Which lines in the records below contain the word "como"? Copy each of them.

#### Supplied entries ####

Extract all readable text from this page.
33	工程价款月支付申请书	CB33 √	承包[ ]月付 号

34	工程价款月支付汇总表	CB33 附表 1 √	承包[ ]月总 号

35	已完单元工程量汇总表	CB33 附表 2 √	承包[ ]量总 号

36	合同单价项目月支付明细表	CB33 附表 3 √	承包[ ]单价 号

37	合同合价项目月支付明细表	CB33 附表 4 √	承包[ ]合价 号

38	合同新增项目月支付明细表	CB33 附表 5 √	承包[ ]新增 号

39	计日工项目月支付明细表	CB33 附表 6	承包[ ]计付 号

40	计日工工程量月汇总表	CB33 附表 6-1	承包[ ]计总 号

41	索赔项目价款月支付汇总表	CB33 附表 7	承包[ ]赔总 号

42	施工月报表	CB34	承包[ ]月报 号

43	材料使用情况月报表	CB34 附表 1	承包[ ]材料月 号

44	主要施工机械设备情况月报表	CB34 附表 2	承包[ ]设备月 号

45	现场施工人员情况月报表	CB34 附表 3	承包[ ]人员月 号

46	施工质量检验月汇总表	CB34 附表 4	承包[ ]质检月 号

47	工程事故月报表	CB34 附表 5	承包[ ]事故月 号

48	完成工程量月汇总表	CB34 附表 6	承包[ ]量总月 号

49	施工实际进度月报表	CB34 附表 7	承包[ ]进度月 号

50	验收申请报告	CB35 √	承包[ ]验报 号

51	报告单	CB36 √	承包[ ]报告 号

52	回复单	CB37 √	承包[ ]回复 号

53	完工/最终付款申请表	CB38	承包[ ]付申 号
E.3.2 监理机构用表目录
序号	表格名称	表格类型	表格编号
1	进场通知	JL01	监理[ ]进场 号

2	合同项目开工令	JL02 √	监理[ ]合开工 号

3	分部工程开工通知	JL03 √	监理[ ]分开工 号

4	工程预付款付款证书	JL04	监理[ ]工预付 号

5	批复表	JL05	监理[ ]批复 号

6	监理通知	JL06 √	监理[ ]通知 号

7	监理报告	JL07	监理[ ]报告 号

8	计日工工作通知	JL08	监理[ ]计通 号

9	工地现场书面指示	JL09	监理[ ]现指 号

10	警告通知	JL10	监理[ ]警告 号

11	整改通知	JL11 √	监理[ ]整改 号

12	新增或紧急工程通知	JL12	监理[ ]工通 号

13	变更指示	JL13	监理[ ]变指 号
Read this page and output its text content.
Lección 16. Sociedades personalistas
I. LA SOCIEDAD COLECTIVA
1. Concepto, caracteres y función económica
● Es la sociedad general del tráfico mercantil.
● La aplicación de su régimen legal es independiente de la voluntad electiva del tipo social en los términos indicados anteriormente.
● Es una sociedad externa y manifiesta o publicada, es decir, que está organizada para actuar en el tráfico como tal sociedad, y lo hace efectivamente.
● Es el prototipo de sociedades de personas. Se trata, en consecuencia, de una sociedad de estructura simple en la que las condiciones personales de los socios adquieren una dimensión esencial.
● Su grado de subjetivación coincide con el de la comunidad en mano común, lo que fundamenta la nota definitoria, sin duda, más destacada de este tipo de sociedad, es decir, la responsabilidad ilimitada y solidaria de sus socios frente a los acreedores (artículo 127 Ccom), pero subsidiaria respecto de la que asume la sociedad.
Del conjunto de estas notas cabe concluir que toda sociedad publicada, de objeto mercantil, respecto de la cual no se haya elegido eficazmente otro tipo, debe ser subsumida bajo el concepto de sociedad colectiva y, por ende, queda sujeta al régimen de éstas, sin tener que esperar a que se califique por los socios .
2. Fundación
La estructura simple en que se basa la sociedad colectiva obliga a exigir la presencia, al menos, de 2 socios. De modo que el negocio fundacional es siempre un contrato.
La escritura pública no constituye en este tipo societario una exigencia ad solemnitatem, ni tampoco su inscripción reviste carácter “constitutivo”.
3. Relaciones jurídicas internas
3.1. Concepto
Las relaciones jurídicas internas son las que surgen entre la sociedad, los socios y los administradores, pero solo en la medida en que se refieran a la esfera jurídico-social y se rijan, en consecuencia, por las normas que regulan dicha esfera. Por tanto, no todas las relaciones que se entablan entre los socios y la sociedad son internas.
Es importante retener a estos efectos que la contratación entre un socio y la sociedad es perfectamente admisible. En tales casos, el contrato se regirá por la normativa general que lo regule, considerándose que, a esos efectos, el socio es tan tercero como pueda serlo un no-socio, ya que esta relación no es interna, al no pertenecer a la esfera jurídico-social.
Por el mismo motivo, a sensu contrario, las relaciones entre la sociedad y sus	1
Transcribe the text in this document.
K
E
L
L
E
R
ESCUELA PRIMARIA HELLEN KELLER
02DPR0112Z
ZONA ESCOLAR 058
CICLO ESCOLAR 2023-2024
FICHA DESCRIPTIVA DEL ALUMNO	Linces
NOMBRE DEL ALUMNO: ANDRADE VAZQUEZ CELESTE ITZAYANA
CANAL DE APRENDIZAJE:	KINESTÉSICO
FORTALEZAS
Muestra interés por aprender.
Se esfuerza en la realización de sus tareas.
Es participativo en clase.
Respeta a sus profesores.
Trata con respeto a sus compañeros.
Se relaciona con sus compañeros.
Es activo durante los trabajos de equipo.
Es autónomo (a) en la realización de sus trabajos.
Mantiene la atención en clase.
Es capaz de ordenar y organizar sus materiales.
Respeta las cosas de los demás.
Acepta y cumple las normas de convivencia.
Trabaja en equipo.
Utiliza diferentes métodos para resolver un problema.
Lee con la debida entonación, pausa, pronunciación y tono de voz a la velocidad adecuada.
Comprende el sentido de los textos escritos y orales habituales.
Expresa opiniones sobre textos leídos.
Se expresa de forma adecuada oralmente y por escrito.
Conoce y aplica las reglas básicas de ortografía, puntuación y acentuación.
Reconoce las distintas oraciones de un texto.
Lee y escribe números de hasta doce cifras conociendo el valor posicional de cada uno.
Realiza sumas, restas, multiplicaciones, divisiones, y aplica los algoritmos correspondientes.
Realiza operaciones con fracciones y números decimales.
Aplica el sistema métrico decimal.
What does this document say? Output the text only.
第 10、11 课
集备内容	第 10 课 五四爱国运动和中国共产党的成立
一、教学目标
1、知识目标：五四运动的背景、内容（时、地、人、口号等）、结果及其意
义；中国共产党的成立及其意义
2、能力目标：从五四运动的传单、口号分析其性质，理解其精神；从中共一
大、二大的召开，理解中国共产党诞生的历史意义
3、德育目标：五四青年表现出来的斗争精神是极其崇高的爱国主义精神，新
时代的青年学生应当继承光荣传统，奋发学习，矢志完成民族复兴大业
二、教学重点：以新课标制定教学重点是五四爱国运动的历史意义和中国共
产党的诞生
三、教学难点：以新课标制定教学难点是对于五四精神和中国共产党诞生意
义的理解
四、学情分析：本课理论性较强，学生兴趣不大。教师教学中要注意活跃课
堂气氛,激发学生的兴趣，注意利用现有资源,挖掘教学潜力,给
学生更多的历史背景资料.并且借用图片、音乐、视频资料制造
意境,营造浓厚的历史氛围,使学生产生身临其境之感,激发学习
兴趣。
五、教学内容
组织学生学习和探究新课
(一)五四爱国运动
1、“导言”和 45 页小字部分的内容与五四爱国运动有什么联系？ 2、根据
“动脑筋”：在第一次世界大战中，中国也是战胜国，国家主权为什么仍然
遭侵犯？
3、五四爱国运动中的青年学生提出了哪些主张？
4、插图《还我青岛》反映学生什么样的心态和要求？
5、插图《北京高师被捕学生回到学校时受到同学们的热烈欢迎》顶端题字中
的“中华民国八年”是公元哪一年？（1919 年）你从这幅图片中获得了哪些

####

* Answer to the exercise:
● Es una sociedad externa y manifiesta o publicada, es decir, que está organizada para actuar en el tráfico como tal sociedad, y lo hace efectivamente.
Es importante retener a estos efectos que la contratación entre un socio y la sociedad es perfectamente admisible. En tales casos, el contrato se regirá por la normativa general que lo regule, considerándose que, a esos efectos, el socio es tan tercero como pueda serlo un no-socio, ya que esta relación no es interna, al no pertenecer a la esfera jurídico-social.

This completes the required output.